**What to produce**
Look through the listing for the word "rates". Copy each line that has it.

★ ★ ★

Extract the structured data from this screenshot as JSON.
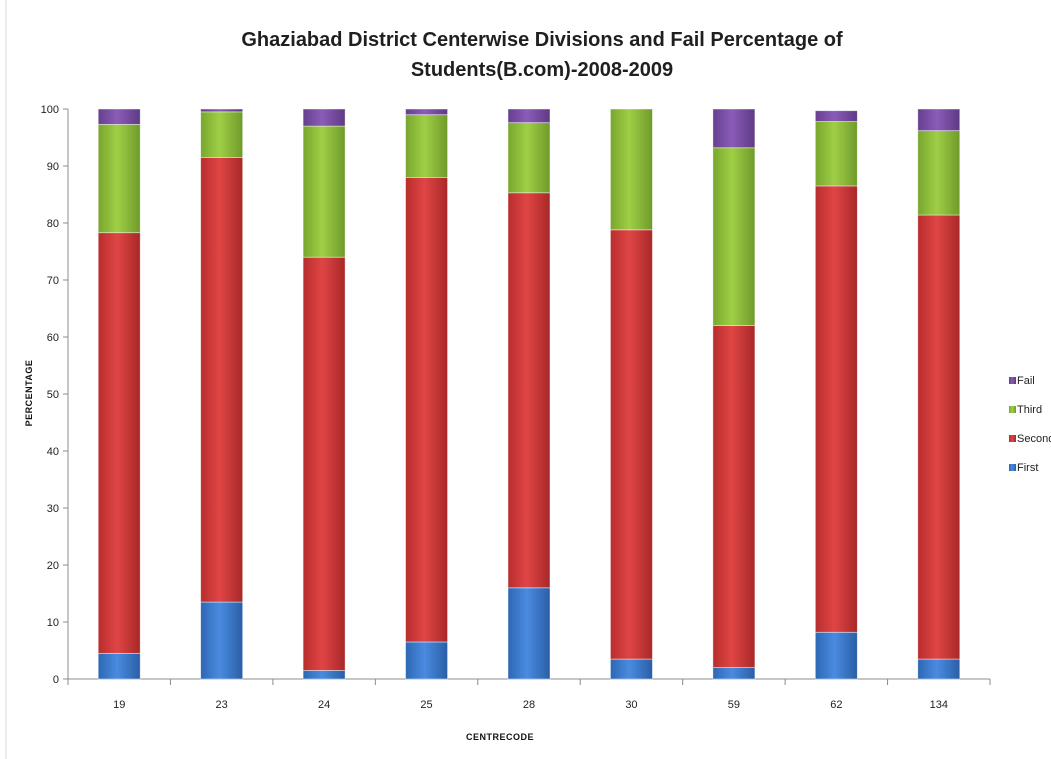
{
  "chart_data": {
    "type": "bar",
    "stacked": true,
    "title_line1": "Ghaziabad District Centerwise Divisions and Fail Percentage of",
    "title_line2": "Students(B.com)-2008-2009",
    "xlabel": "CENTRECODE",
    "ylabel": "PERCENTAGE",
    "ylim": [
      0,
      100
    ],
    "yticks": [
      0,
      10,
      20,
      30,
      40,
      50,
      60,
      70,
      80,
      90,
      100
    ],
    "grid": false,
    "legend_position": "right",
    "categories": [
      "19",
      "23",
      "24",
      "25",
      "28",
      "30",
      "59",
      "62",
      "134"
    ],
    "series": [
      {
        "name": "First",
        "color": "#3f7fd0",
        "values": [
          4.5,
          13.5,
          1.5,
          6.5,
          16.0,
          3.5,
          2.0,
          8.2,
          3.5
        ]
      },
      {
        "name": "Second",
        "color": "#d73a3a",
        "values": [
          73.8,
          78.0,
          72.5,
          81.5,
          69.3,
          75.3,
          60.0,
          78.3,
          77.9
        ]
      },
      {
        "name": "Third",
        "color": "#90bf3c",
        "values": [
          19.0,
          8.0,
          23.0,
          11.0,
          12.3,
          21.2,
          31.2,
          11.3,
          14.8
        ]
      },
      {
        "name": "Fail",
        "color": "#7b4ea3",
        "values": [
          2.7,
          0.5,
          3.0,
          1.0,
          2.4,
          0.0,
          6.8,
          1.9,
          3.8
        ]
      }
    ]
  }
}
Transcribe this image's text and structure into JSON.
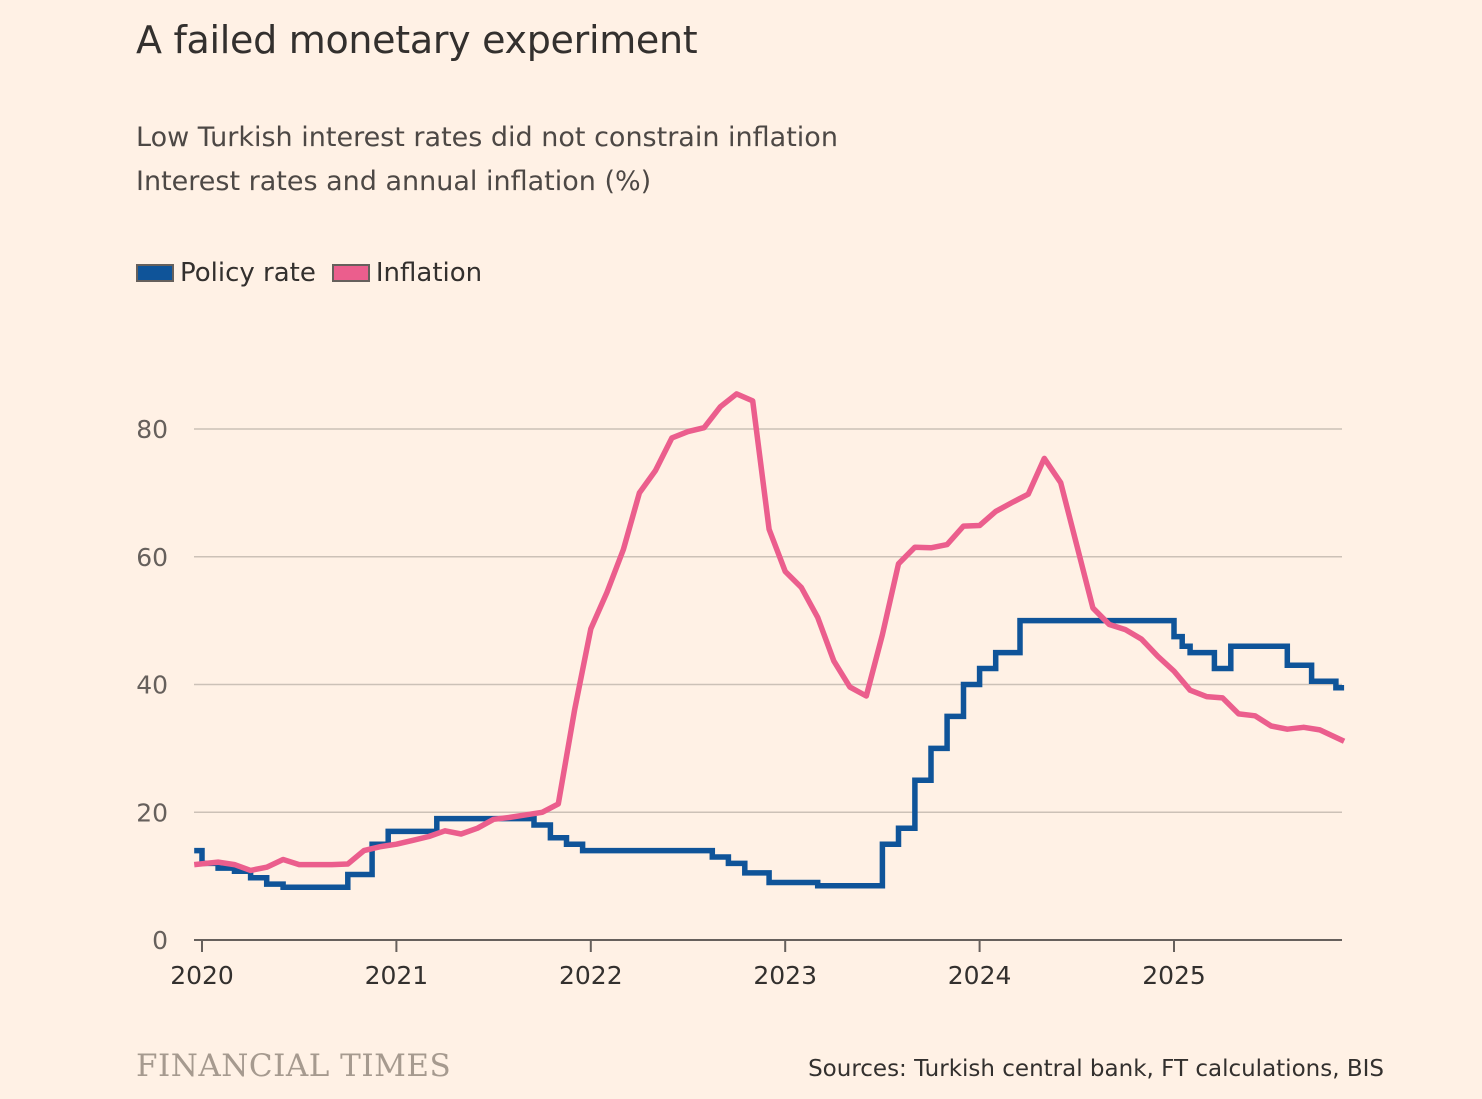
{
  "title": "A failed monetary experiment",
  "subtitle_line1": "Low Turkish interest rates did not constrain inflation",
  "subtitle_line2": "Interest rates and annual inflation (%)",
  "legend": [
    {
      "label": "Policy rate",
      "color": "#0F5499"
    },
    {
      "label": "Inflation",
      "color": "#EB5E8D"
    }
  ],
  "footer": {
    "brand": "FINANCIAL TIMES",
    "source": "Sources: Turkish central bank, FT calculations, BIS"
  },
  "chart_data": {
    "type": "line",
    "title": "A failed monetary experiment",
    "ylabel": "Interest rates and annual inflation (%)",
    "ylim": [
      0,
      80
    ],
    "xlim": [
      2020.0,
      2025.875
    ],
    "yticks": [
      0,
      20,
      40,
      60,
      80
    ],
    "xticks": [
      2020,
      2021,
      2022,
      2023,
      2024,
      2025
    ],
    "grid": true,
    "legend_position": "top-left",
    "series": [
      {
        "name": "Policy rate",
        "color": "#0F5499",
        "step": true,
        "points": [
          [
            2019.96,
            14.0
          ],
          [
            2020.0,
            12.0
          ],
          [
            2020.083,
            11.25
          ],
          [
            2020.167,
            10.75
          ],
          [
            2020.25,
            9.75
          ],
          [
            2020.333,
            8.75
          ],
          [
            2020.417,
            8.25
          ],
          [
            2020.5,
            8.25
          ],
          [
            2020.583,
            8.25
          ],
          [
            2020.667,
            8.25
          ],
          [
            2020.75,
            10.25
          ],
          [
            2020.833,
            10.25
          ],
          [
            2020.875,
            15.0
          ],
          [
            2020.917,
            15.0
          ],
          [
            2020.958,
            17.0
          ],
          [
            2021.083,
            17.0
          ],
          [
            2021.208,
            19.0
          ],
          [
            2021.5,
            19.0
          ],
          [
            2021.667,
            19.0
          ],
          [
            2021.708,
            18.0
          ],
          [
            2021.792,
            16.0
          ],
          [
            2021.875,
            15.0
          ],
          [
            2021.958,
            14.0
          ],
          [
            2022.583,
            14.0
          ],
          [
            2022.625,
            13.0
          ],
          [
            2022.708,
            12.0
          ],
          [
            2022.792,
            10.5
          ],
          [
            2022.917,
            9.0
          ],
          [
            2023.125,
            9.0
          ],
          [
            2023.167,
            8.5
          ],
          [
            2023.458,
            8.5
          ],
          [
            2023.5,
            15.0
          ],
          [
            2023.542,
            15.0
          ],
          [
            2023.583,
            17.5
          ],
          [
            2023.667,
            25.0
          ],
          [
            2023.75,
            30.0
          ],
          [
            2023.833,
            35.0
          ],
          [
            2023.917,
            40.0
          ],
          [
            2024.0,
            42.5
          ],
          [
            2024.083,
            45.0
          ],
          [
            2024.208,
            50.0
          ],
          [
            2024.958,
            50.0
          ],
          [
            2025.0,
            47.5
          ],
          [
            2025.042,
            46.0
          ],
          [
            2025.083,
            45.0
          ],
          [
            2025.208,
            42.5
          ],
          [
            2025.292,
            46.0
          ],
          [
            2025.542,
            46.0
          ],
          [
            2025.583,
            43.0
          ],
          [
            2025.708,
            40.5
          ],
          [
            2025.833,
            39.5
          ],
          [
            2025.875,
            39.5
          ]
        ]
      },
      {
        "name": "Inflation",
        "color": "#EB5E8D",
        "step": false,
        "points": [
          [
            2019.96,
            11.8
          ],
          [
            2020.083,
            12.2
          ],
          [
            2020.167,
            11.8
          ],
          [
            2020.25,
            10.9
          ],
          [
            2020.333,
            11.4
          ],
          [
            2020.417,
            12.6
          ],
          [
            2020.5,
            11.8
          ],
          [
            2020.583,
            11.8
          ],
          [
            2020.667,
            11.8
          ],
          [
            2020.75,
            11.9
          ],
          [
            2020.833,
            14.0
          ],
          [
            2020.917,
            14.6
          ],
          [
            2021.0,
            15.0
          ],
          [
            2021.083,
            15.6
          ],
          [
            2021.167,
            16.2
          ],
          [
            2021.25,
            17.1
          ],
          [
            2021.333,
            16.6
          ],
          [
            2021.417,
            17.5
          ],
          [
            2021.5,
            18.9
          ],
          [
            2021.583,
            19.2
          ],
          [
            2021.667,
            19.6
          ],
          [
            2021.75,
            20.0
          ],
          [
            2021.833,
            21.3
          ],
          [
            2021.917,
            36.1
          ],
          [
            2022.0,
            48.7
          ],
          [
            2022.083,
            54.4
          ],
          [
            2022.167,
            61.1
          ],
          [
            2022.25,
            70.0
          ],
          [
            2022.333,
            73.5
          ],
          [
            2022.417,
            78.6
          ],
          [
            2022.5,
            79.6
          ],
          [
            2022.583,
            80.2
          ],
          [
            2022.667,
            83.5
          ],
          [
            2022.75,
            85.5
          ],
          [
            2022.833,
            84.4
          ],
          [
            2022.917,
            64.3
          ],
          [
            2023.0,
            57.7
          ],
          [
            2023.083,
            55.2
          ],
          [
            2023.167,
            50.5
          ],
          [
            2023.25,
            43.7
          ],
          [
            2023.333,
            39.6
          ],
          [
            2023.417,
            38.2
          ],
          [
            2023.5,
            47.8
          ],
          [
            2023.583,
            58.9
          ],
          [
            2023.667,
            61.5
          ],
          [
            2023.75,
            61.4
          ],
          [
            2023.833,
            61.9
          ],
          [
            2023.917,
            64.8
          ],
          [
            2024.0,
            64.9
          ],
          [
            2024.083,
            67.1
          ],
          [
            2024.167,
            68.5
          ],
          [
            2024.25,
            69.8
          ],
          [
            2024.333,
            75.4
          ],
          [
            2024.417,
            71.6
          ],
          [
            2024.5,
            61.8
          ],
          [
            2024.583,
            51.97
          ],
          [
            2024.667,
            49.4
          ],
          [
            2024.75,
            48.6
          ],
          [
            2024.833,
            47.1
          ],
          [
            2024.917,
            44.4
          ],
          [
            2025.0,
            42.1
          ],
          [
            2025.083,
            39.1
          ],
          [
            2025.167,
            38.1
          ],
          [
            2025.25,
            37.9
          ],
          [
            2025.333,
            35.4
          ],
          [
            2025.417,
            35.1
          ],
          [
            2025.5,
            33.5
          ],
          [
            2025.583,
            33.0
          ],
          [
            2025.667,
            33.3
          ],
          [
            2025.75,
            32.9
          ],
          [
            2025.875,
            31.1
          ]
        ]
      }
    ]
  }
}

★ ★ ★

**Full response**
  "subtitle_line1": "Low Turkish interest rates did not constrain inflation",
  "subtitle_line2": "Interest rates and annual inflation (%)",
    "ylabel": "Interest rates and annual inflation (%)",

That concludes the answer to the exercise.